__Provided data__

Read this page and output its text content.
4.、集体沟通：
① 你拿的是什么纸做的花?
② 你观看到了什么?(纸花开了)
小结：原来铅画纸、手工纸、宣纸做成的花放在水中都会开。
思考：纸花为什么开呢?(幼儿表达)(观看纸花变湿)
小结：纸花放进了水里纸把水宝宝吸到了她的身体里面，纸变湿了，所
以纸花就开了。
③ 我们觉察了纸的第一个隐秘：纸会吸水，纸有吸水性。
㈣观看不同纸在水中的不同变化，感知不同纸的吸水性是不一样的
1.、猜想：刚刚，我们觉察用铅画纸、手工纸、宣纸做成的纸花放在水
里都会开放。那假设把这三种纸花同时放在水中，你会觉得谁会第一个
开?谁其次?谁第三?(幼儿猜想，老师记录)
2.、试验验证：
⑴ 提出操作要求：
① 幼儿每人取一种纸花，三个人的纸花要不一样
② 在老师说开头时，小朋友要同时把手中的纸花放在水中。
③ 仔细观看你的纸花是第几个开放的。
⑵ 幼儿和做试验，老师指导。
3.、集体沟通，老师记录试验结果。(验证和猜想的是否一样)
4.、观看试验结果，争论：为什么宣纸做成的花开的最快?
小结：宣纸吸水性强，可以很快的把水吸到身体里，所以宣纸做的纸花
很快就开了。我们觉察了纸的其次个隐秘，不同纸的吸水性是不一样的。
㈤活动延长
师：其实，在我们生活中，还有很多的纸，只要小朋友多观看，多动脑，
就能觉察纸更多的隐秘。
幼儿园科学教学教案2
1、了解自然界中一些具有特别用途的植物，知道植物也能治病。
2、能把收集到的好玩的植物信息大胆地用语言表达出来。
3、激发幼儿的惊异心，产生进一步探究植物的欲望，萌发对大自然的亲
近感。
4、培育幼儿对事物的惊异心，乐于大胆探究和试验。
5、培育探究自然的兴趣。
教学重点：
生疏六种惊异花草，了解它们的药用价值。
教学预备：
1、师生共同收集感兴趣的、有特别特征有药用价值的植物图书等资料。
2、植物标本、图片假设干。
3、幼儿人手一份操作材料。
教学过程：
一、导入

__Goal of the exercise__
Each entry is to be returned in full, character for character.

__Task output__
Read this page and output its text content.
4.、集体沟通：
① 你拿的是什么纸做的花?
② 你观看到了什么?(纸花开了)
小结：原来铅画纸、手工纸、宣纸做成的花放在水中都会开。
思考：纸花为什么开呢?(幼儿表达)(观看纸花变湿)
小结：纸花放进了水里纸把水宝宝吸到了她的身体里面，纸变湿了，所
以纸花就开了。
③ 我们觉察了纸的第一个隐秘：纸会吸水，纸有吸水性。
㈣观看不同纸在水中的不同变化，感知不同纸的吸水性是不一样的
1.、猜想：刚刚，我们觉察用铅画纸、手工纸、宣纸做成的纸花放在水
里都会开放。那假设把这三种纸花同时放在水中，你会觉得谁会第一个
开?谁其次?谁第三?(幼儿猜想，老师记录)
2.、试验验证：
⑴ 提出操作要求：
① 幼儿每人取一种纸花，三个人的纸花要不一样
② 在老师说开头时，小朋友要同时把手中的纸花放在水中。
③ 仔细观看你的纸花是第几个开放的。
⑵ 幼儿和做试验，老师指导。
3.、集体沟通，老师记录试验结果。(验证和猜想的是否一样)
4.、观看试验结果，争论：为什么宣纸做成的花开的最快?
小结：宣纸吸水性强，可以很快的把水吸到身体里，所以宣纸做的纸花
很快就开了。我们觉察了纸的其次个隐秘，不同纸的吸水性是不一样的。
㈤活动延长
师：其实，在我们生活中，还有很多的纸，只要小朋友多观看，多动脑，
就能觉察纸更多的隐秘。
幼儿园科学教学教案2
1、了解自然界中一些具有特别用途的植物，知道植物也能治病。
2、能把收集到的好玩的植物信息大胆地用语言表达出来。
3、激发幼儿的惊异心，产生进一步探究植物的欲望，萌发对大自然的亲
近感。
4、培育幼儿对事物的惊异心，乐于大胆探究和试验。
5、培育探究自然的兴趣。
教学重点：
生疏六种惊异花草，了解它们的药用价值。
教学预备：
1、师生共同收集感兴趣的、有特别特征有药用价值的植物图书等资料。
2、植物标本、图片假设干。
3、幼儿人手一份操作材料。
教学过程：
一、导入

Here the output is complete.